* begin EXERCISE MATERIAL *

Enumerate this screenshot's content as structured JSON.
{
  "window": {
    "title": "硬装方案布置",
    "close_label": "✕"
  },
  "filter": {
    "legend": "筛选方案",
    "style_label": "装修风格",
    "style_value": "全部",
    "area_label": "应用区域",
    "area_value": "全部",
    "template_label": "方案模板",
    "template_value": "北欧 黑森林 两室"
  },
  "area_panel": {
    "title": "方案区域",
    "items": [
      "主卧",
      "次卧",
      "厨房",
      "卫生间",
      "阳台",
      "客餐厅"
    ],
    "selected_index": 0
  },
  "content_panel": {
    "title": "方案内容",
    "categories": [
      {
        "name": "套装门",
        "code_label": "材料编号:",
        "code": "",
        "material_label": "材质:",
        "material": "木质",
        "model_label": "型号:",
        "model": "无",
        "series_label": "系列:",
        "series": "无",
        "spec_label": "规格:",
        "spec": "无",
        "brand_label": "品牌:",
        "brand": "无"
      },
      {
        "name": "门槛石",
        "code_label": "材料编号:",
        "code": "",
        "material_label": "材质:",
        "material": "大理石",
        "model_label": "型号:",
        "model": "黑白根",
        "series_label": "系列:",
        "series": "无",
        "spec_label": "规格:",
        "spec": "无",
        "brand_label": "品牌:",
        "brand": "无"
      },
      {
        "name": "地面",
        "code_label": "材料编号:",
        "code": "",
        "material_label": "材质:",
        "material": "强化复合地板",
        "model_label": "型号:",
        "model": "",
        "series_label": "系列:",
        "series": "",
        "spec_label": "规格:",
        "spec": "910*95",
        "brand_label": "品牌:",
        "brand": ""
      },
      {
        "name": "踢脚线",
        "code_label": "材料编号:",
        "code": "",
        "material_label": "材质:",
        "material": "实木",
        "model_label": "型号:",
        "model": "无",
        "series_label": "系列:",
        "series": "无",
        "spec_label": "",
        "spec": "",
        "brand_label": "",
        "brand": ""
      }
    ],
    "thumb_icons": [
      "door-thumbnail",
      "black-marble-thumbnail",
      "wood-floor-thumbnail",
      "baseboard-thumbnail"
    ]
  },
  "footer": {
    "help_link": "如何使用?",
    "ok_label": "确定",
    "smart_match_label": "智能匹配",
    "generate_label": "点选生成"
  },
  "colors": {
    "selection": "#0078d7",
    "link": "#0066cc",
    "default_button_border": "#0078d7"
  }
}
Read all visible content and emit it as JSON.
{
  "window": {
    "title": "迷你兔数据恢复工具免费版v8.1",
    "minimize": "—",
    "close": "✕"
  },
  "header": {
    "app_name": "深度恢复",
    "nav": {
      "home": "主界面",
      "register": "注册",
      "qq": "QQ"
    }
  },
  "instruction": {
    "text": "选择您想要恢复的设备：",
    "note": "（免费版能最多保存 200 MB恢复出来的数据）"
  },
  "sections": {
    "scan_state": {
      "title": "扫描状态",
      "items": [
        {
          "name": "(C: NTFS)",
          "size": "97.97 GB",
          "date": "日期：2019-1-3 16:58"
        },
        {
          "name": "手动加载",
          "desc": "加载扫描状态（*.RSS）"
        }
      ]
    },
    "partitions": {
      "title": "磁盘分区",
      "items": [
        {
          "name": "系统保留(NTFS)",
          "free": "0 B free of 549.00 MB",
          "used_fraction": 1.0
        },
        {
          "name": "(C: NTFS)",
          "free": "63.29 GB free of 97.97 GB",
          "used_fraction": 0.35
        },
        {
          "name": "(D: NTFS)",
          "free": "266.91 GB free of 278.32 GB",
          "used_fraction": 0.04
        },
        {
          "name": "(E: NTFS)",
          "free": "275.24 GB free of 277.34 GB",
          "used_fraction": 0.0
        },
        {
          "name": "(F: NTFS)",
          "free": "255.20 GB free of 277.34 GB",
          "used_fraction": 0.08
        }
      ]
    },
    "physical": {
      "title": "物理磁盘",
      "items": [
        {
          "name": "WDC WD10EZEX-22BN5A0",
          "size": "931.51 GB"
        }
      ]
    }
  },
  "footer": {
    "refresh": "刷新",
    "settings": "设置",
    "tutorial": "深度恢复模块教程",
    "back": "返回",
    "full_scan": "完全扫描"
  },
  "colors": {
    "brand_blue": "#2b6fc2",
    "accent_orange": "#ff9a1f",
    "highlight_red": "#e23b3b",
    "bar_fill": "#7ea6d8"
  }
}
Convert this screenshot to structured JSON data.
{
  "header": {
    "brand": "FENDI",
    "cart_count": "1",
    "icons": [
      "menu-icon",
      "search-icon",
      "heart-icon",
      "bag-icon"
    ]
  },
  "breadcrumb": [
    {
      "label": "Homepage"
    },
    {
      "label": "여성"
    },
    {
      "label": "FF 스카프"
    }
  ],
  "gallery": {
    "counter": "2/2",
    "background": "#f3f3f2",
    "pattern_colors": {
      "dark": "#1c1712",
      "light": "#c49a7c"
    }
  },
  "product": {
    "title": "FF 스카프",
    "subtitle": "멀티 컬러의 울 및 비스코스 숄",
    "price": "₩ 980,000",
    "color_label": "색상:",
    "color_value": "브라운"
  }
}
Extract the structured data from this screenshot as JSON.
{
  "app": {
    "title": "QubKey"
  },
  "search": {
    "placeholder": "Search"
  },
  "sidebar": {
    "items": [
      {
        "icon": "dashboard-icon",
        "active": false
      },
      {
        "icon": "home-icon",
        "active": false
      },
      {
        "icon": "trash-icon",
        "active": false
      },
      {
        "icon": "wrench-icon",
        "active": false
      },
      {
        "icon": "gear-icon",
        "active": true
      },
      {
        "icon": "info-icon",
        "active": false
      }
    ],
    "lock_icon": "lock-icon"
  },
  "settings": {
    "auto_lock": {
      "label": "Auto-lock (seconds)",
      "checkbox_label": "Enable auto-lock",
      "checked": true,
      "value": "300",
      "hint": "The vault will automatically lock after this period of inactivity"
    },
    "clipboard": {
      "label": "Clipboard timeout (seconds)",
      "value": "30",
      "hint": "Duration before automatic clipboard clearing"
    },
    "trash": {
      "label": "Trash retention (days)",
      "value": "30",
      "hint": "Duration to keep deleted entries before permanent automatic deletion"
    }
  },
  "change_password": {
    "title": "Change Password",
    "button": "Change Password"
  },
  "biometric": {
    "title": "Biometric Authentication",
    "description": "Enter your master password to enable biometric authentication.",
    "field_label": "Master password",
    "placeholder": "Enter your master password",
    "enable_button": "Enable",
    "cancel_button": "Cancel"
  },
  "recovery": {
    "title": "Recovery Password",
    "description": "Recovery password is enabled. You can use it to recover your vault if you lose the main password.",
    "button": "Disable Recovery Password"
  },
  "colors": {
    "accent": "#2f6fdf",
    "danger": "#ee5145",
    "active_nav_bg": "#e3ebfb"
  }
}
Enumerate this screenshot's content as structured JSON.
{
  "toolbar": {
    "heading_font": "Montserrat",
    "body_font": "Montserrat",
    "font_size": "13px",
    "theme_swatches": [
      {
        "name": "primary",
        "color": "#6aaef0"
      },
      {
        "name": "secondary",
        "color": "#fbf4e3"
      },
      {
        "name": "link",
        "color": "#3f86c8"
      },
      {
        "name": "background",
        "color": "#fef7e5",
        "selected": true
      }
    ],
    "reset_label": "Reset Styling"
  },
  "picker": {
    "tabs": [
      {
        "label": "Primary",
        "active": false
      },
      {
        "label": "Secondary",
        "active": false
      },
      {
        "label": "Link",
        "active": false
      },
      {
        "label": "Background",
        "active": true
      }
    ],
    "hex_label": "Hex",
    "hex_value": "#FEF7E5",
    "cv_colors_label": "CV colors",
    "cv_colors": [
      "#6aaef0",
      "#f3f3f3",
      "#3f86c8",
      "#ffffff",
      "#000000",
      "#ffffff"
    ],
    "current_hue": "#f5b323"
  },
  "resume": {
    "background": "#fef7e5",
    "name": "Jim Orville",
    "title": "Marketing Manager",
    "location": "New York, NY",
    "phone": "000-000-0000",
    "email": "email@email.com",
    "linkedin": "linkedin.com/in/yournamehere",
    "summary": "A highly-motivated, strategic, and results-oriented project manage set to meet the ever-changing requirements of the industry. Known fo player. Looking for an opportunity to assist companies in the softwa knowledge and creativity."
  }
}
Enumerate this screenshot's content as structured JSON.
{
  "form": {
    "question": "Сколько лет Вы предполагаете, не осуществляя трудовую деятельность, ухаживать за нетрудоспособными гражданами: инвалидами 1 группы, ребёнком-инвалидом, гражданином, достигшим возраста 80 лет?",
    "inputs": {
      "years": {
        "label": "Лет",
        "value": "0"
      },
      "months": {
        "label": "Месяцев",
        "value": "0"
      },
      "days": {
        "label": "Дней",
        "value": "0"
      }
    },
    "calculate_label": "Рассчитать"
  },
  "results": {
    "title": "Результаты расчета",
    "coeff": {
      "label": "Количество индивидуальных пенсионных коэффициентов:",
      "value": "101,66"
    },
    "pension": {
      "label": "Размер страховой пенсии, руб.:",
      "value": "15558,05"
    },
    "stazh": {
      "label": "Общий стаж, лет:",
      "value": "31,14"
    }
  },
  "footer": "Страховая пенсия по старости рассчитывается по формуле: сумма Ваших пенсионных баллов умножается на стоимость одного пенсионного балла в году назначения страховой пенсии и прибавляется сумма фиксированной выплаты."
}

* end EXERCISE MATERIAL *

WHAT IS EXPECTED »
Check each line of the records above for the string "Duration", and report every line that has it.

SOLUTION FOR THIS TASK »
      "hint": "Duration before automatic clipboard clearing"
      "hint": "Duration to keep deleted entries before permanent automatic deletion"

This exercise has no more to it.